Extracted records
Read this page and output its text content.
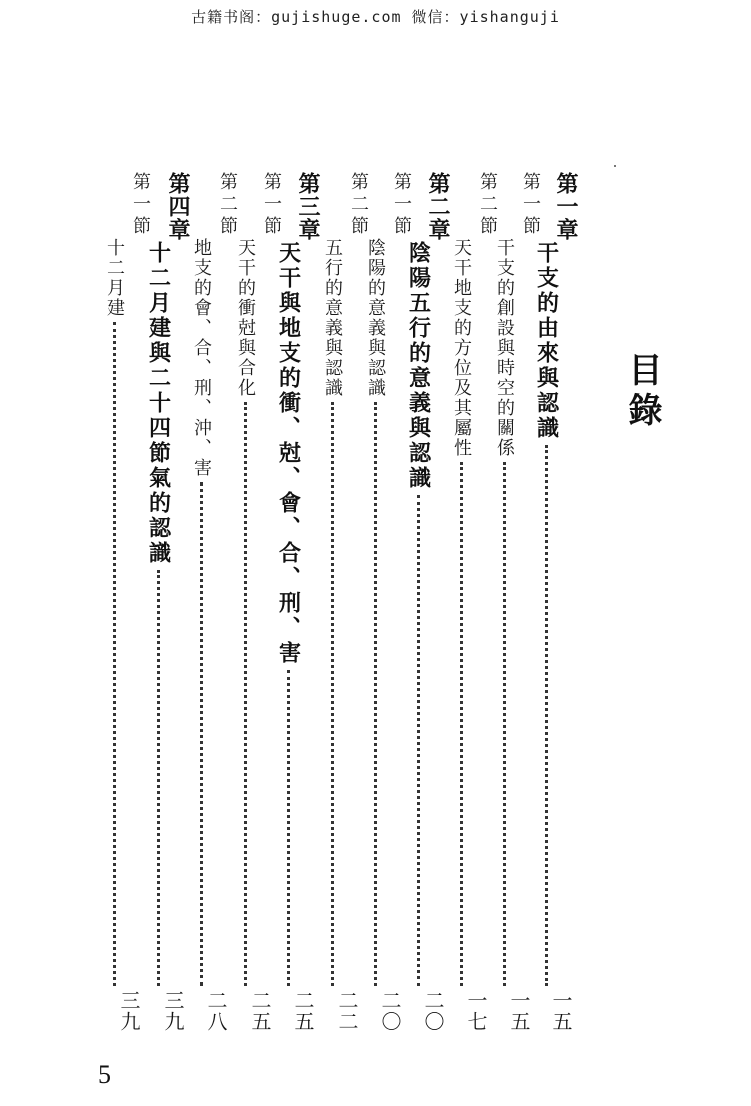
古籍书阁：gujishuge.com 微信：yishanguji
目錄
第一章
干支的由來與認識
一五
第一節
干支的創設與時空的關係
一五
第二節
天干地支的方位及其屬性
一七
第二章
陰陽五行的意義與認識
二〇
第一節
陰陽的意義與認識
二〇
第二節
五行的意義與認識
二二
第三章
天干與地支的衝、尅、會、合、刑、害
二五
第一節
天干的衝尅與合化
二五
第二節
地支的會、合、刑、沖、害
二八
第四章
十二月建與二十四節氣的認識
三九
第一節
十二月建
三九
5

WRITTEN REQUEST: Exact duplication of all the records is required; pictures are omitted from the copy.

EXPECTED ANSWER:
Read this page and output its text content.
古籍书阁：gujishuge.com 微信：yishanguji
目錄
第一章
干支的由來與認識
一五
第一節
干支的創設與時空的關係
一五
第二節
天干地支的方位及其屬性
一七
第二章
陰陽五行的意義與認識
二〇
第一節
陰陽的意義與認識
二〇
第二節
五行的意義與認識
二二
第三章
天干與地支的衝、尅、會、合、刑、害
二五
第一節
天干的衝尅與合化
二五
第二節
地支的會、合、刑、沖、害
二八
第四章
十二月建與二十四節氣的認識
三九
第一節
十二月建
三九
5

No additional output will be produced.